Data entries
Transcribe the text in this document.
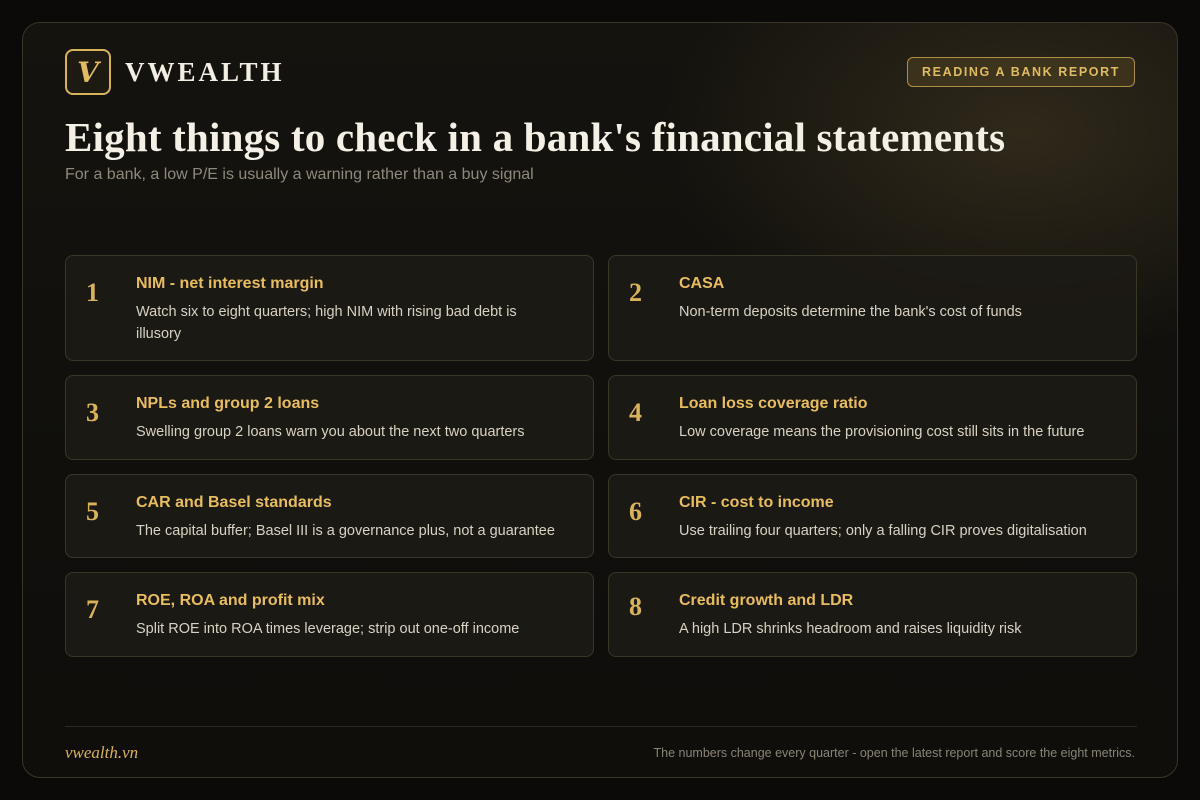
V VWEALTH	READING A BANK REPORT
Eight things to check in a bank's financial statements
For a bank, a low P/E is usually a warning rather than a buy signal
1 NIM - net interest margin
Watch six to eight quarters; high NIM with rising bad debt is illusory
2 CASA
Non-term deposits determine the bank's cost of funds
3 NPLs and group 2 loans
Swelling group 2 loans warn you about the next two quarters
4 Loan loss coverage ratio
Low coverage means the provisioning cost still sits in the future
5 CAR and Basel standards
The capital buffer; Basel III is a governance plus, not a guarantee
6 CIR - cost to income
Use trailing four quarters; only a falling CIR proves digitalisation
7 ROE, ROA and profit mix
Split ROE into ROA times leverage; strip out one-off income
8 Credit growth and LDR
A high LDR shrinks headroom and raises liquidity risk
vwealth.vn	The numbers change every quarter - open the latest report and score the eight metrics.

#### INSTRUCTIONS FOR THE TASK:
In the listing, find every line containing the word "income" and list it.

#### ANSWER TO THIS PROBLEM:
6 CIR - cost to income
Split ROE into ROA times leverage; strip out one-off income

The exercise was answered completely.